Written instruction
Reproduce the listing verbatim.

Dataset items
####################

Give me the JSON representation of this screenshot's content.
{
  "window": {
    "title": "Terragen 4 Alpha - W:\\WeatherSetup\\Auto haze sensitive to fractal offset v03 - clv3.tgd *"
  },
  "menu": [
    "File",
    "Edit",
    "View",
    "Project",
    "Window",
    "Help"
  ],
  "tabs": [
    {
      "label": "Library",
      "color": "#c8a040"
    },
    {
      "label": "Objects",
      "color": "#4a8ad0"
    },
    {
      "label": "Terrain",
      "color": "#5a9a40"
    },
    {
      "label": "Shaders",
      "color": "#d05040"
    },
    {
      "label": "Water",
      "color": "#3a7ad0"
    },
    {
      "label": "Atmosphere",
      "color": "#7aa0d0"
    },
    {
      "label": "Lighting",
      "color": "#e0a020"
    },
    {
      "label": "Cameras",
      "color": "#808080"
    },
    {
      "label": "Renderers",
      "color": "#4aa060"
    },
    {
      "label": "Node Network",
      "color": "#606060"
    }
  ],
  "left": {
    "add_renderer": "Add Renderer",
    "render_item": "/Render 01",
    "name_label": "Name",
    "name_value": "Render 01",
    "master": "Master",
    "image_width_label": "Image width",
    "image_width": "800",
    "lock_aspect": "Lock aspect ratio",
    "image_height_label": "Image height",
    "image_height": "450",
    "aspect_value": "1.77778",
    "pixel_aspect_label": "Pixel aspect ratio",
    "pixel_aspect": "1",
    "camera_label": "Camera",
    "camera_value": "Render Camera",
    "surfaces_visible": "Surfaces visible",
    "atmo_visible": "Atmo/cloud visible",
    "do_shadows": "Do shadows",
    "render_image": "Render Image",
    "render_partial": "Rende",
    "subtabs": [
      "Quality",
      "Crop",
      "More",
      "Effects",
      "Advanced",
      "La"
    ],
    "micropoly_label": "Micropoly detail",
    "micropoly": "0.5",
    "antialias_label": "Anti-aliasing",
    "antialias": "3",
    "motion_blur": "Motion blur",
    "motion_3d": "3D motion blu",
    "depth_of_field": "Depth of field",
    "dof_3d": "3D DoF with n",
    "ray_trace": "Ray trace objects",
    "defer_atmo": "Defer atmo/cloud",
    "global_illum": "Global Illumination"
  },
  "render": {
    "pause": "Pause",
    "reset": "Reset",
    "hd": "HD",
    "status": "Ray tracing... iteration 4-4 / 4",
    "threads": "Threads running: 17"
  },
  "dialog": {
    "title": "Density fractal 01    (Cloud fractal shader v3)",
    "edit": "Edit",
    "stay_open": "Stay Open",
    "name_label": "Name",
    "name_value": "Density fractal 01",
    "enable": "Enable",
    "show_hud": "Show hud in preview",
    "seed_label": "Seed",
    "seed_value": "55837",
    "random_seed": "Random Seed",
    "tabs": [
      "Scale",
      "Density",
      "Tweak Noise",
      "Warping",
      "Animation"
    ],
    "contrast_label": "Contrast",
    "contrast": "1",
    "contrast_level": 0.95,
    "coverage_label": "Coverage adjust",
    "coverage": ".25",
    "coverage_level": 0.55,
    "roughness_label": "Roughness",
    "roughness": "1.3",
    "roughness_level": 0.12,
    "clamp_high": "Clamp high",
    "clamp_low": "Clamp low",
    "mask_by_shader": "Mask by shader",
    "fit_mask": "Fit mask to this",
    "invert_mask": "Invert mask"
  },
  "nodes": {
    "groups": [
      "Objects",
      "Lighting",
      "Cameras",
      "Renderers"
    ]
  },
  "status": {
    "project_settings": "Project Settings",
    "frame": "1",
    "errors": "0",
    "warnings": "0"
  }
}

####################

Completed task
Give me the JSON representation of this screenshot's content.
{
  "window": {
    "title": "Terragen 4 Alpha - W:\\WeatherSetup\\Auto haze sensitive to fractal offset v03 - clv3.tgd *"
  },
  "menu": [
    "File",
    "Edit",
    "View",
    "Project",
    "Window",
    "Help"
  ],
  "tabs": [
    {
      "label": "Library",
      "color": "#c8a040"
    },
    {
      "label": "Objects",
      "color": "#4a8ad0"
    },
    {
      "label": "Terrain",
      "color": "#5a9a40"
    },
    {
      "label": "Shaders",
      "color": "#d05040"
    },
    {
      "label": "Water",
      "color": "#3a7ad0"
    },
    {
      "label": "Atmosphere",
      "color": "#7aa0d0"
    },
    {
      "label": "Lighting",
      "color": "#e0a020"
    },
    {
      "label": "Cameras",
      "color": "#808080"
    },
    {
      "label": "Renderers",
      "color": "#4aa060"
    },
    {
      "label": "Node Network",
      "color": "#606060"
    }
  ],
  "left": {
    "add_renderer": "Add Renderer",
    "render_item": "/Render 01",
    "name_label": "Name",
    "name_value": "Render 01",
    "master": "Master",
    "image_width_label": "Image width",
    "image_width": "800",
    "lock_aspect": "Lock aspect ratio",
    "image_height_label": "Image height",
    "image_height": "450",
    "aspect_value": "1.77778",
    "pixel_aspect_label": "Pixel aspect ratio",
    "pixel_aspect": "1",
    "camera_label": "Camera",
    "camera_value": "Render Camera",
    "surfaces_visible": "Surfaces visible",
    "atmo_visible": "Atmo/cloud visible",
    "do_shadows": "Do shadows",
    "render_image": "Render Image",
    "render_partial": "Rende",
    "subtabs": [
      "Quality",
      "Crop",
      "More",
      "Effects",
      "Advanced",
      "La"
    ],
    "micropoly_label": "Micropoly detail",
    "micropoly": "0.5",
    "antialias_label": "Anti-aliasing",
    "antialias": "3",
    "motion_blur": "Motion blur",
    "motion_3d": "3D motion blu",
    "depth_of_field": "Depth of field",
    "dof_3d": "3D DoF with n",
    "ray_trace": "Ray trace objects",
    "defer_atmo": "Defer atmo/cloud",
    "global_illum": "Global Illumination"
  },
  "render": {
    "pause": "Pause",
    "reset": "Reset",
    "hd": "HD",
    "status": "Ray tracing... iteration 4-4 / 4",
    "threads": "Threads running: 17"
  },
  "dialog": {
    "title": "Density fractal 01    (Cloud fractal shader v3)",
    "edit": "Edit",
    "stay_open": "Stay Open",
    "name_label": "Name",
    "name_value": "Density fractal 01",
    "enable": "Enable",
    "show_hud": "Show hud in preview",
    "seed_label": "Seed",
    "seed_value": "55837",
    "random_seed": "Random Seed",
    "tabs": [
      "Scale",
      "Density",
      "Tweak Noise",
      "Warping",
      "Animation"
    ],
    "contrast_label": "Contrast",
    "contrast": "1",
    "contrast_level": 0.95,
    "coverage_label": "Coverage adjust",
    "coverage": ".25",
    "coverage_level": 0.55,
    "roughness_label": "Roughness",
    "roughness": "1.3",
    "roughness_level": 0.12,
    "clamp_high": "Clamp high",
    "clamp_low": "Clamp low",
    "mask_by_shader": "Mask by shader",
    "fit_mask": "Fit mask to this",
    "invert_mask": "Invert mask"
  },
  "nodes": {
    "groups": [
      "Objects",
      "Lighting",
      "Cameras",
      "Renderers"
    ]
  },
  "status": {
    "project_settings": "Project Settings",
    "frame": "1",
    "errors": "0",
    "warnings": "0"
  }
}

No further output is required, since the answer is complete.